* _Task statement_
Find each line with the string "JSON" and copy it.

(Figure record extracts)
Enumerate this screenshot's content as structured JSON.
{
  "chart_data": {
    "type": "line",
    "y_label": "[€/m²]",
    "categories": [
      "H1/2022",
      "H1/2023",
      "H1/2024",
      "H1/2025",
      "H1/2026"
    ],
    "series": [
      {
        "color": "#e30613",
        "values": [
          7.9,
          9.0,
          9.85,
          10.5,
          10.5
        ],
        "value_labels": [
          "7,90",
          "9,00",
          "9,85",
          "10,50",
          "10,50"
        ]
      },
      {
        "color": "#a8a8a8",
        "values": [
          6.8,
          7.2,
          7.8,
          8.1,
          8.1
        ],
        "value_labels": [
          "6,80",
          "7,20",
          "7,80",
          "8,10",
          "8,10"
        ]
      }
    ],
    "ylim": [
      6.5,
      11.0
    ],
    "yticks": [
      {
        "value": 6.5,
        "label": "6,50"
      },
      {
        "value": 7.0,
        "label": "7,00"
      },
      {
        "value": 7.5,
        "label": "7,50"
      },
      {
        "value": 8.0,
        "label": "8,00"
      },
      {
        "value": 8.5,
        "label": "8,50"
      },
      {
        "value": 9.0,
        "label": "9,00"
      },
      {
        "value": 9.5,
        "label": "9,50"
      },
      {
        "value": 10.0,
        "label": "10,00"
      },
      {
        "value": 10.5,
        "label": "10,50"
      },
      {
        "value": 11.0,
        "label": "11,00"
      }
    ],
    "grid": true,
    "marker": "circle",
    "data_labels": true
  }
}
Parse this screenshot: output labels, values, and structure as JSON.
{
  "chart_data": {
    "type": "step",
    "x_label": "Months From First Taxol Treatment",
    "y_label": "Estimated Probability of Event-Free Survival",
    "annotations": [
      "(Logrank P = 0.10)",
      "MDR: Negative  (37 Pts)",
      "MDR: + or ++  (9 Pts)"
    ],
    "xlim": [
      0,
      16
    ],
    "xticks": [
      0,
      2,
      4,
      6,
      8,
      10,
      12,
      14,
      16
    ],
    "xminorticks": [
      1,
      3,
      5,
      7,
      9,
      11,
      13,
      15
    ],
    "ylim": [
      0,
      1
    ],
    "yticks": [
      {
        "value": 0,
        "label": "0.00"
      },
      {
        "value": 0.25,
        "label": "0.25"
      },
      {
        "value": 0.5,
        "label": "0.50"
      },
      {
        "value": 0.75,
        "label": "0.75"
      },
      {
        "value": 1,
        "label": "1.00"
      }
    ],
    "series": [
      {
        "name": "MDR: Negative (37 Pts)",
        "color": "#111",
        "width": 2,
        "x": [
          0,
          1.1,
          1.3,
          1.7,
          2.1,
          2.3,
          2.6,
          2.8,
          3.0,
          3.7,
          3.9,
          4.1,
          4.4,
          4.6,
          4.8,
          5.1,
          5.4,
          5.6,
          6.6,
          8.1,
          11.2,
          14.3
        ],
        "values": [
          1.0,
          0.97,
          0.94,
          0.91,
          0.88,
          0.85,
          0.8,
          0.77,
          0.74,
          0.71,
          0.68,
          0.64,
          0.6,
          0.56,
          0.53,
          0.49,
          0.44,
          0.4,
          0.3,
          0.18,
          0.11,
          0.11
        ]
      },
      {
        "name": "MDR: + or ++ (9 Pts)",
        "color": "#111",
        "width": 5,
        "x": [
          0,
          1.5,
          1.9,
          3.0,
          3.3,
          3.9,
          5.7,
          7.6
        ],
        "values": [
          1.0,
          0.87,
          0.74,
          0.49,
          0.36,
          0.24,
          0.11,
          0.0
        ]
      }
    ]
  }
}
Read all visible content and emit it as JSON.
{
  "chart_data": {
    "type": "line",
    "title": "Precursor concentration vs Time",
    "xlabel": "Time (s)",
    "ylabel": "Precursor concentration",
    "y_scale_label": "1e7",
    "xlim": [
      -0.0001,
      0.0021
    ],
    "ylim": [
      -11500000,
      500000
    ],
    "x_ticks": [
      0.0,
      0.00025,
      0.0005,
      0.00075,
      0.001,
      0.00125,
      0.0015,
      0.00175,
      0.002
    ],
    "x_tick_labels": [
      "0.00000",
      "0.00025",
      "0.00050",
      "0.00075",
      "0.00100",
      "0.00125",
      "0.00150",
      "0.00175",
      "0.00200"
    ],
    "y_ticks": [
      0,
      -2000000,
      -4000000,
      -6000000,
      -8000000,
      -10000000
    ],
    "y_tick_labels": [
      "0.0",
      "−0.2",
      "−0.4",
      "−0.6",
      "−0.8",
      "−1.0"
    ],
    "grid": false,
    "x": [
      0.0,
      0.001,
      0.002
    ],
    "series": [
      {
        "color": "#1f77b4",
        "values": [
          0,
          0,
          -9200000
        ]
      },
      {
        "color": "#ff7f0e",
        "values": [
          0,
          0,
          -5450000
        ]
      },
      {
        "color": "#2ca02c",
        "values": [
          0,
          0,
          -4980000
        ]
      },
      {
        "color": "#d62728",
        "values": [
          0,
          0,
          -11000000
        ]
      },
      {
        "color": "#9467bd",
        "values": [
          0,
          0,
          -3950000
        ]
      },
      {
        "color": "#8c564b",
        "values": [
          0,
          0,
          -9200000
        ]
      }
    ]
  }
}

* _Exercise result_
Enumerate this screenshot's content as structured JSON.
Parse this screenshot: output labels, values, and structure as JSON.
Read all visible content and emit it as JSON.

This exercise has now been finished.